● **EXERCISE BRIEF**
Rewrite the data from its first line through the line containing "y-tick-label: 0 — [105, 0, 115, 17]", replacing every "data-point" with "marker" and leaving everything else unchanged.

● **EXERCISE MATERIALS**
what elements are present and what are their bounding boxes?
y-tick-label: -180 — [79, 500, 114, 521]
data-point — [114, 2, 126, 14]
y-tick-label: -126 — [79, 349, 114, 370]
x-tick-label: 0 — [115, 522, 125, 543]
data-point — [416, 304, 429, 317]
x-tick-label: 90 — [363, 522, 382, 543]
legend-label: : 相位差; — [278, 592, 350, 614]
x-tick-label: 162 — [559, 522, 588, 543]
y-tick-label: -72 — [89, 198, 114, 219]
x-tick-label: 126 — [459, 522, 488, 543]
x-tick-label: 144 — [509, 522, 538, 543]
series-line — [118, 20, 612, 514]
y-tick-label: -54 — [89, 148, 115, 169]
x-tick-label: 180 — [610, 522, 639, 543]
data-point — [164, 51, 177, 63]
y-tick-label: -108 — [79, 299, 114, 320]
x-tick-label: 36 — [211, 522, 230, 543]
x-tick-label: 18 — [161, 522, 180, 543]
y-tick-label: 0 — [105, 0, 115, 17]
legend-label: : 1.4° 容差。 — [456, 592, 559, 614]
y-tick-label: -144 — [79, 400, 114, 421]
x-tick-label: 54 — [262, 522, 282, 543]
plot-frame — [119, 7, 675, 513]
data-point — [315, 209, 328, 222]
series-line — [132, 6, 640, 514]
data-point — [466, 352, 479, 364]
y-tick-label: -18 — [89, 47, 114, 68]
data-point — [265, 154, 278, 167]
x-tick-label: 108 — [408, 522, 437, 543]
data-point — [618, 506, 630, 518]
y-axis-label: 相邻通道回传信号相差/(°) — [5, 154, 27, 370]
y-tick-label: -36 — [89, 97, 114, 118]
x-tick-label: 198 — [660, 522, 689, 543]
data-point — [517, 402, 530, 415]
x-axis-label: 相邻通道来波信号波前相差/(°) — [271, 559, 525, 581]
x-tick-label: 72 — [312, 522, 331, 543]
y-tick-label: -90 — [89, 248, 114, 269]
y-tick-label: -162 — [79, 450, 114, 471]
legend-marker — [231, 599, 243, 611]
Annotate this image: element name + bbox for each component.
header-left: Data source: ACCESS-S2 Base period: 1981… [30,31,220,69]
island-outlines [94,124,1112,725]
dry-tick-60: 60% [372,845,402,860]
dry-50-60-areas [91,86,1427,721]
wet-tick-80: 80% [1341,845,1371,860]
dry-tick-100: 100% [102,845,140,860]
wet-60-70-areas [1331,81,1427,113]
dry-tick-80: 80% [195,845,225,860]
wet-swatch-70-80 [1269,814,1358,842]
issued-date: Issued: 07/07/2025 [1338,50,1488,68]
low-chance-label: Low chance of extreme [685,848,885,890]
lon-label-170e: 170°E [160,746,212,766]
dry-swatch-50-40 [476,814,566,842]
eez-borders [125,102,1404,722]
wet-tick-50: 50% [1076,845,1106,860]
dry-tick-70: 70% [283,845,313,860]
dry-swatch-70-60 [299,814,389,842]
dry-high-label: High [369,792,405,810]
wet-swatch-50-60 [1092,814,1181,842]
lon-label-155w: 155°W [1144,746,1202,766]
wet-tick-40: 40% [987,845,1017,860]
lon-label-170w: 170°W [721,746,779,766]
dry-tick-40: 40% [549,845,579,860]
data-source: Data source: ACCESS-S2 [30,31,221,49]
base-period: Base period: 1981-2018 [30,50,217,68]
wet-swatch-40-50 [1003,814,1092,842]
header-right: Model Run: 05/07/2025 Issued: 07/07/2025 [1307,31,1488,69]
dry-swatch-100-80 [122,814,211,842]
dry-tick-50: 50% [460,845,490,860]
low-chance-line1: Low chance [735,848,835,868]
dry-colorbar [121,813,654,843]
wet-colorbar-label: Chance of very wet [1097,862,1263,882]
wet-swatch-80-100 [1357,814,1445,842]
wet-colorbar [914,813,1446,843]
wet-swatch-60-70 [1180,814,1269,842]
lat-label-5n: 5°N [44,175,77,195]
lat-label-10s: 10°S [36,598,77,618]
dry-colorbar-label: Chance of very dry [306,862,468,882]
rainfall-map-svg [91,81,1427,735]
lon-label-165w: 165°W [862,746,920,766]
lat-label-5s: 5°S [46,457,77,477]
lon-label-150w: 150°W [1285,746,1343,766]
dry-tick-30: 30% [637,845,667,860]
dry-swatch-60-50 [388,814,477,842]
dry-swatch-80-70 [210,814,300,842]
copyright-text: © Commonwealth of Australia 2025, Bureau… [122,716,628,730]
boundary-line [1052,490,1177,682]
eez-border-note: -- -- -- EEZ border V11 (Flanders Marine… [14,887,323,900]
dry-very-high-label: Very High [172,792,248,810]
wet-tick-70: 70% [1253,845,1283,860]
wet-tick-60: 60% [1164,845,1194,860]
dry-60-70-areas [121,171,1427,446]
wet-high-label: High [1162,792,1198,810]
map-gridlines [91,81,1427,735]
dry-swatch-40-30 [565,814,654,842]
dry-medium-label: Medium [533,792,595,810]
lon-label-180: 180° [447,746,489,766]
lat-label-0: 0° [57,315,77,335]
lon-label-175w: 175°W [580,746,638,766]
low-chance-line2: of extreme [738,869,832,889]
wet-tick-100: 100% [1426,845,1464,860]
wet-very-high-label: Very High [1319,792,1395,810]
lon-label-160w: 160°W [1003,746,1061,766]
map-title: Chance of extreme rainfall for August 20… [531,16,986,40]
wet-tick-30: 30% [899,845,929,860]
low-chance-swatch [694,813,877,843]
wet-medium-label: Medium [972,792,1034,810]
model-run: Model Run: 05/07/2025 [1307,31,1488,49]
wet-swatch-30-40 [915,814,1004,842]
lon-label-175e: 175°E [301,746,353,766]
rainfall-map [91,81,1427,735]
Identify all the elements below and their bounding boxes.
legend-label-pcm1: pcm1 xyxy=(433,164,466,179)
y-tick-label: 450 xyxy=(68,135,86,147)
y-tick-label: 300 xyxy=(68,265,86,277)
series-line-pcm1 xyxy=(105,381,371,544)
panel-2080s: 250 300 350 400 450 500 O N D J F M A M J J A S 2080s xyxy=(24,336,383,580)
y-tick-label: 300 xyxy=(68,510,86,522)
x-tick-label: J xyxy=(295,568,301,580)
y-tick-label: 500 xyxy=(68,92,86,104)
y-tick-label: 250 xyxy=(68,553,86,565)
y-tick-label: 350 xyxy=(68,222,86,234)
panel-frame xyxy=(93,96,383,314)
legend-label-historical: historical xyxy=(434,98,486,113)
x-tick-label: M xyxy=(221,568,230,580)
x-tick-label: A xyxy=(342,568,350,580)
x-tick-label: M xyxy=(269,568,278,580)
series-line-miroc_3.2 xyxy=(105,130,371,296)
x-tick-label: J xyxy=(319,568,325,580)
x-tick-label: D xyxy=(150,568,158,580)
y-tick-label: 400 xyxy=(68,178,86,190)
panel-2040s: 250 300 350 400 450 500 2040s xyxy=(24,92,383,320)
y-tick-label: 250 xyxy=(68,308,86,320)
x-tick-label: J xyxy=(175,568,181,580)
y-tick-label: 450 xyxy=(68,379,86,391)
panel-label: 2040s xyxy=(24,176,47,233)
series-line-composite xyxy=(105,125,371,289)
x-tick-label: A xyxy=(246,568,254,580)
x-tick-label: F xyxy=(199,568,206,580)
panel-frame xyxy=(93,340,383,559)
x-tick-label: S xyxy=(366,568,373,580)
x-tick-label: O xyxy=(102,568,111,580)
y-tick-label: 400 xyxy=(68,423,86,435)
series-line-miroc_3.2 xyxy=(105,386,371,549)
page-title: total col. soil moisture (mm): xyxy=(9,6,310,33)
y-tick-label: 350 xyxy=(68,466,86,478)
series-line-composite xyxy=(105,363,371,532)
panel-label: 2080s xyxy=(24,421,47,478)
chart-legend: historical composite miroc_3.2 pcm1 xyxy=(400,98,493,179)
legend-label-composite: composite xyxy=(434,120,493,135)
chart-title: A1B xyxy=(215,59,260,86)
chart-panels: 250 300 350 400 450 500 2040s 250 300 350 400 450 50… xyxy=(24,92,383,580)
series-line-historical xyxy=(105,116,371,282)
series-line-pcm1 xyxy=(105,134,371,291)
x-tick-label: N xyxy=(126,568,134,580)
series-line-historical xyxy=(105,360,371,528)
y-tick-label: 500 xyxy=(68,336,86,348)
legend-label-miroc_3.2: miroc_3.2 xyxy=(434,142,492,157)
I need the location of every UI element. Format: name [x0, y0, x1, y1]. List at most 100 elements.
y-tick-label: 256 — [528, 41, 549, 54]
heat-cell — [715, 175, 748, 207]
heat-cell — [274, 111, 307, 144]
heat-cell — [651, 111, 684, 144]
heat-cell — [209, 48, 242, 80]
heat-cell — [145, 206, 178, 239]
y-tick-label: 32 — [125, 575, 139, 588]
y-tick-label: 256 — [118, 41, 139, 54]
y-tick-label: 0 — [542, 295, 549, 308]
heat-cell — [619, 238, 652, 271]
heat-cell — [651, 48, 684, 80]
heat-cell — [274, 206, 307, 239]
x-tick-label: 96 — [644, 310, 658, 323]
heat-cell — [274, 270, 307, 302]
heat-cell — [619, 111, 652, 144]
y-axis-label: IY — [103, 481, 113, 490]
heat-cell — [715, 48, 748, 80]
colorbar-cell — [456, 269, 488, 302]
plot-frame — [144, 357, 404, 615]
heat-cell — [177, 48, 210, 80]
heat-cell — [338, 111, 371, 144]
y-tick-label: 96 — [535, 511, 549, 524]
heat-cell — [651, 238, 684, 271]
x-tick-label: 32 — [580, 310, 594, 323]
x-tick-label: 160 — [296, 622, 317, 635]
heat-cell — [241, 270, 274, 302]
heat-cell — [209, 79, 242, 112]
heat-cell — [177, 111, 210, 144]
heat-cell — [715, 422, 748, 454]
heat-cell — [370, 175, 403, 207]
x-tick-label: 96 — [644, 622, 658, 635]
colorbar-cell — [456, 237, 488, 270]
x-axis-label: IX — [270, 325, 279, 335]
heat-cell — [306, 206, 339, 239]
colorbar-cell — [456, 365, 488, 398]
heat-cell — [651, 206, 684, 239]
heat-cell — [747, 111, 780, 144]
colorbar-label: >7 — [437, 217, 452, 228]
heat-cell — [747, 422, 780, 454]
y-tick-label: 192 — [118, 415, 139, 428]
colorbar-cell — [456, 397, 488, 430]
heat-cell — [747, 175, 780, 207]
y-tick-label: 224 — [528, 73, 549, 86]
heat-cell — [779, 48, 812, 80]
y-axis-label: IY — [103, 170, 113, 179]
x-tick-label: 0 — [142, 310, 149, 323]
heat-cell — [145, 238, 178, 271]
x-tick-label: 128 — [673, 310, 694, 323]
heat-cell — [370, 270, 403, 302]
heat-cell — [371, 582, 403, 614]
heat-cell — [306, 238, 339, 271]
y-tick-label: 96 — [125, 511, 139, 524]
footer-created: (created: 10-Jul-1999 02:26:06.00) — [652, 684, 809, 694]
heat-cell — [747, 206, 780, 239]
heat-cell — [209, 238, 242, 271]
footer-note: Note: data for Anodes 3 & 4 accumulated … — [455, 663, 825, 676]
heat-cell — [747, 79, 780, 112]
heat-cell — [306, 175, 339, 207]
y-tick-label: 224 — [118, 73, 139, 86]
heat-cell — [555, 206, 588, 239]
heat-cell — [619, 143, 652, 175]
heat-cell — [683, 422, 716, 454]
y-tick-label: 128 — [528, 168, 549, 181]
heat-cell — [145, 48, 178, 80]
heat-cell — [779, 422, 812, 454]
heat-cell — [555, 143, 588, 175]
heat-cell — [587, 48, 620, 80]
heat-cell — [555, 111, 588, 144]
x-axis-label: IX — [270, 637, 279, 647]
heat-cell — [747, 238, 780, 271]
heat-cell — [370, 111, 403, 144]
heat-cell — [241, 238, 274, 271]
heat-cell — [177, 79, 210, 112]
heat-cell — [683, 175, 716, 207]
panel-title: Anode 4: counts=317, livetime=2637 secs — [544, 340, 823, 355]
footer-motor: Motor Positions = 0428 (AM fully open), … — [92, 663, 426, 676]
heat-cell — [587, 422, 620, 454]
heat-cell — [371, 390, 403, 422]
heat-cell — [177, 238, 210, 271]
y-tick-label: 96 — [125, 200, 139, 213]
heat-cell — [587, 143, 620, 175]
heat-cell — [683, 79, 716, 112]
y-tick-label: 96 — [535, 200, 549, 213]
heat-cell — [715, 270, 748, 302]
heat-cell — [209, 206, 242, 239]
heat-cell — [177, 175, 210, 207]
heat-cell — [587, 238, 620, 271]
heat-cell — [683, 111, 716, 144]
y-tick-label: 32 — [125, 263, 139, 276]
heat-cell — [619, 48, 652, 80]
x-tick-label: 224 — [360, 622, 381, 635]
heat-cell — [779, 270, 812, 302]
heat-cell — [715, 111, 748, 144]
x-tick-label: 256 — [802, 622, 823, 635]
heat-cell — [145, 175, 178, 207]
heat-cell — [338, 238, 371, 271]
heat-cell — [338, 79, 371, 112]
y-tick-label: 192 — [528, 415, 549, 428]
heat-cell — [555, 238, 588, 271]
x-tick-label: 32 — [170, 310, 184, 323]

● **OUTPUT BELOW**
what elements are present and what are their bounding boxes?
y-tick-label: -180 — [79, 500, 114, 521]
marker — [114, 2, 126, 14]
y-tick-label: -126 — [79, 349, 114, 370]
x-tick-label: 0 — [115, 522, 125, 543]
marker — [416, 304, 429, 317]
x-tick-label: 90 — [363, 522, 382, 543]
legend-label: : 相位差; — [278, 592, 350, 614]
x-tick-label: 162 — [559, 522, 588, 543]
y-tick-label: -72 — [89, 198, 114, 219]
x-tick-label: 126 — [459, 522, 488, 543]
x-tick-label: 144 — [509, 522, 538, 543]
series-line — [118, 20, 612, 514]
y-tick-label: -54 — [89, 148, 115, 169]
x-tick-label: 180 — [610, 522, 639, 543]
marker — [164, 51, 177, 63]
y-tick-label: -108 — [79, 299, 114, 320]
x-tick-label: 36 — [211, 522, 230, 543]
x-tick-label: 18 — [161, 522, 180, 543]
y-tick-label: 0 — [105, 0, 115, 17]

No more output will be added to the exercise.